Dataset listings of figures
########
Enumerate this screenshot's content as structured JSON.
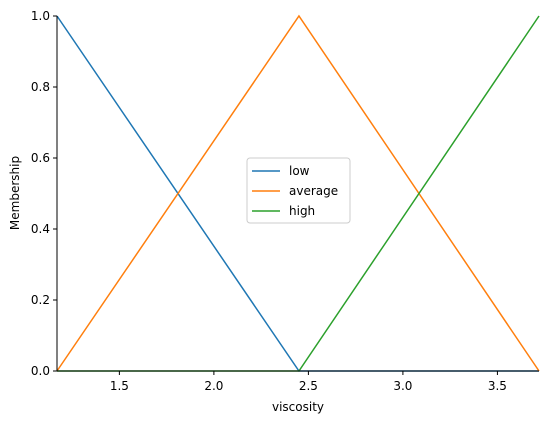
{
  "chart_data": {
    "type": "line",
    "title": "",
    "xlabel": "viscosity",
    "ylabel": "Membership",
    "xlim": [
      1.17,
      3.72
    ],
    "ylim": [
      0.0,
      1.0
    ],
    "x_ticks": [
      1.5,
      2.0,
      2.5,
      3.0,
      3.5
    ],
    "x_tick_labels": [
      "1.5",
      "2.0",
      "2.5",
      "3.0",
      "3.5"
    ],
    "y_ticks": [
      0.0,
      0.2,
      0.4,
      0.6,
      0.8,
      1.0
    ],
    "y_tick_labels": [
      "0.0",
      "0.2",
      "0.4",
      "0.6",
      "0.8",
      "1.0"
    ],
    "grid": false,
    "legend_position": "center",
    "series": [
      {
        "name": "low",
        "color": "#1f77b4",
        "x": [
          1.17,
          2.45,
          3.72
        ],
        "y": [
          1.0,
          0.0,
          0.0
        ]
      },
      {
        "name": "average",
        "color": "#ff7f0e",
        "x": [
          1.17,
          2.45,
          3.72
        ],
        "y": [
          0.0,
          1.0,
          0.0
        ]
      },
      {
        "name": "high",
        "color": "#2ca02c",
        "x": [
          1.17,
          2.45,
          3.72
        ],
        "y": [
          0.0,
          0.0,
          1.0
        ]
      }
    ]
  }
}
########
Output the lines above in full and exactly as given, omitting any pictures.

:: Complete response ::
Enumerate this screenshot's content as structured JSON.
{
  "chart_data": {
    "type": "line",
    "title": "",
    "xlabel": "viscosity",
    "ylabel": "Membership",
    "xlim": [
      1.17,
      3.72
    ],
    "ylim": [
      0.0,
      1.0
    ],
    "x_ticks": [
      1.5,
      2.0,
      2.5,
      3.0,
      3.5
    ],
    "x_tick_labels": [
      "1.5",
      "2.0",
      "2.5",
      "3.0",
      "3.5"
    ],
    "y_ticks": [
      0.0,
      0.2,
      0.4,
      0.6,
      0.8,
      1.0
    ],
    "y_tick_labels": [
      "0.0",
      "0.2",
      "0.4",
      "0.6",
      "0.8",
      "1.0"
    ],
    "grid": false,
    "legend_position": "center",
    "series": [
      {
        "name": "low",
        "color": "#1f77b4",
        "x": [
          1.17,
          2.45,
          3.72
        ],
        "y": [
          1.0,
          0.0,
          0.0
        ]
      },
      {
        "name": "average",
        "color": "#ff7f0e",
        "x": [
          1.17,
          2.45,
          3.72
        ],
        "y": [
          0.0,
          1.0,
          0.0
        ]
      },
      {
        "name": "high",
        "color": "#2ca02c",
        "x": [
          1.17,
          2.45,
          3.72
        ],
        "y": [
          0.0,
          0.0,
          1.0
        ]
      }
    ]
  }
}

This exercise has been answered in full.